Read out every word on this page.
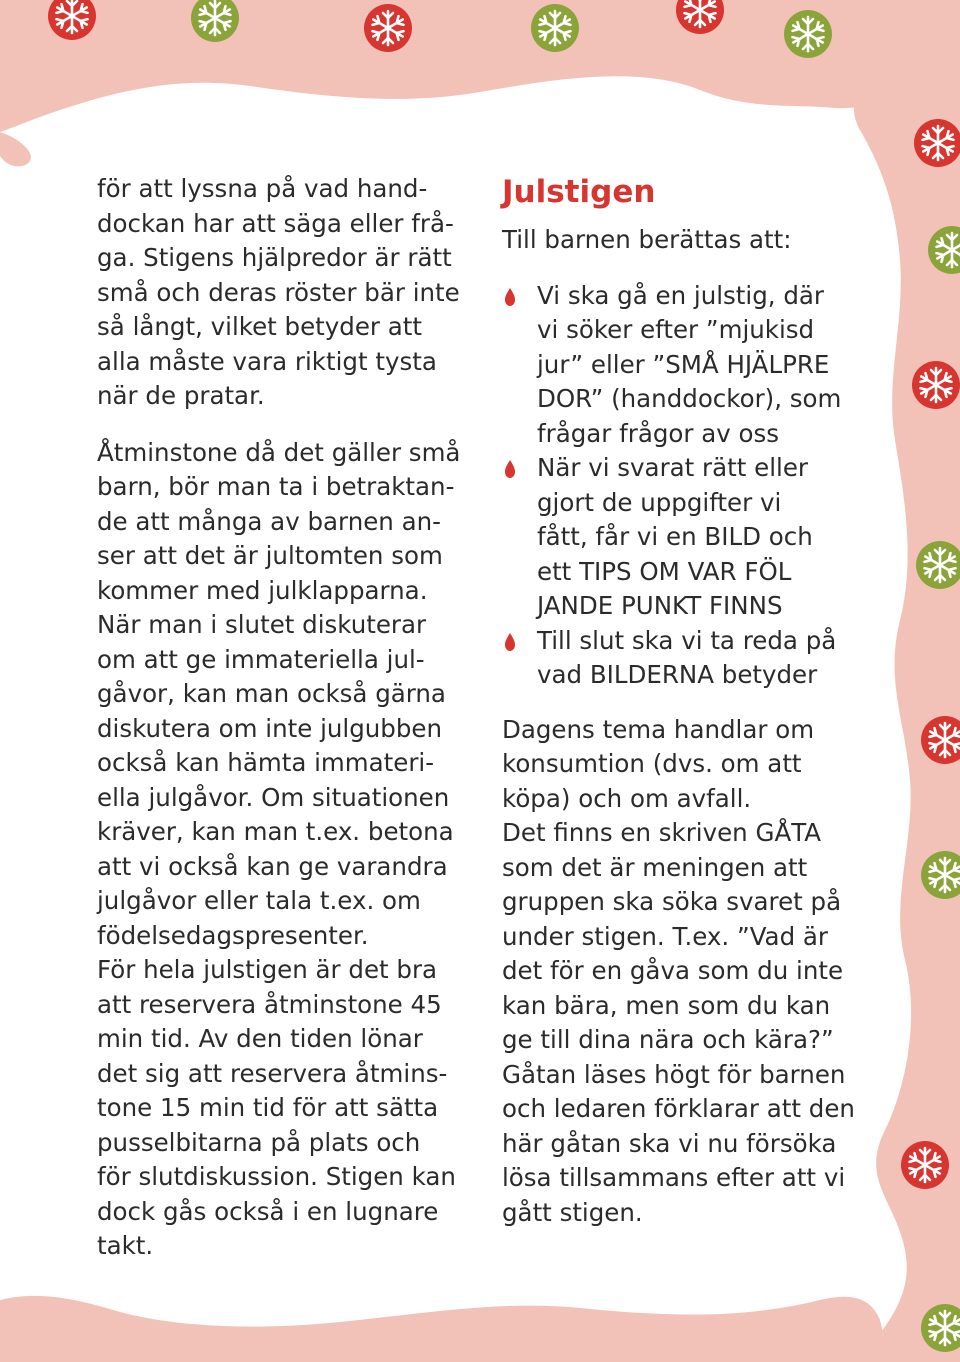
för att lyssna på vad hand-

dockan har att säga eller frå-

ga. Stigens hjälpredor är rätt

små och deras röster bär inte

så långt, vilket betyder att

alla måste vara riktigt tysta

när de pratar.

Åtminstone då det gäller små

barn, bör man ta i betraktan-

de att många av barnen an-

ser att det är jultomten som

kommer med julklapparna.

När man i slutet diskuterar

om att ge immateriella jul-

gåvor, kan man också gärna

diskutera om inte julgubben

också kan hämta immateri-

ella julgåvor. Om situationen

kräver, kan man t.ex. betona

att vi också kan ge varandra

julgåvor eller tala t.ex. om

födelsedagspresenter.

För hela julstigen är det bra

att reservera åtminstone 45

min tid. Av den tiden lönar

det sig att reservera åtmins-

tone 15 min tid för att sätta

pusselbitarna på plats och

för slutdiskussion. Stigen kan

dock gås också i en lugnare

takt.

Julstigen

Till barnen berättas att:

Vi ska gå en julstig, där

vi söker efter ”mjukisd

jur” eller ”SMÅ HJÄLPRE

DOR” (handdockor), som

frågar frågor av oss

När vi svarat rätt eller

gjort de uppgifter vi

fått, får vi en BILD och

ett TIPS OM VAR FÖL

JANDE PUNKT FINNS

Till slut ska vi ta reda på

vad BILDERNA betyder

Dagens tema handlar om

konsumtion (dvs. om att

köpa) och om avfall.

Det finns en skriven GÅTA

som det är meningen att

gruppen ska söka svaret på

under stigen. T.ex. ”Vad är

det för en gåva som du inte

kan bära, men som du kan

ge till dina nära och kära?”

Gåtan läses högt för barnen

och ledaren förklarar att den

här gåtan ska vi nu försöka

lösa tillsammans efter att vi

gått stigen.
------------
Exercise goal: Where a line above contains the string "inte", copy that line.

The reply:
små och deras röster bär inte
diskutera om inte julgubben
det för en gåva som du inte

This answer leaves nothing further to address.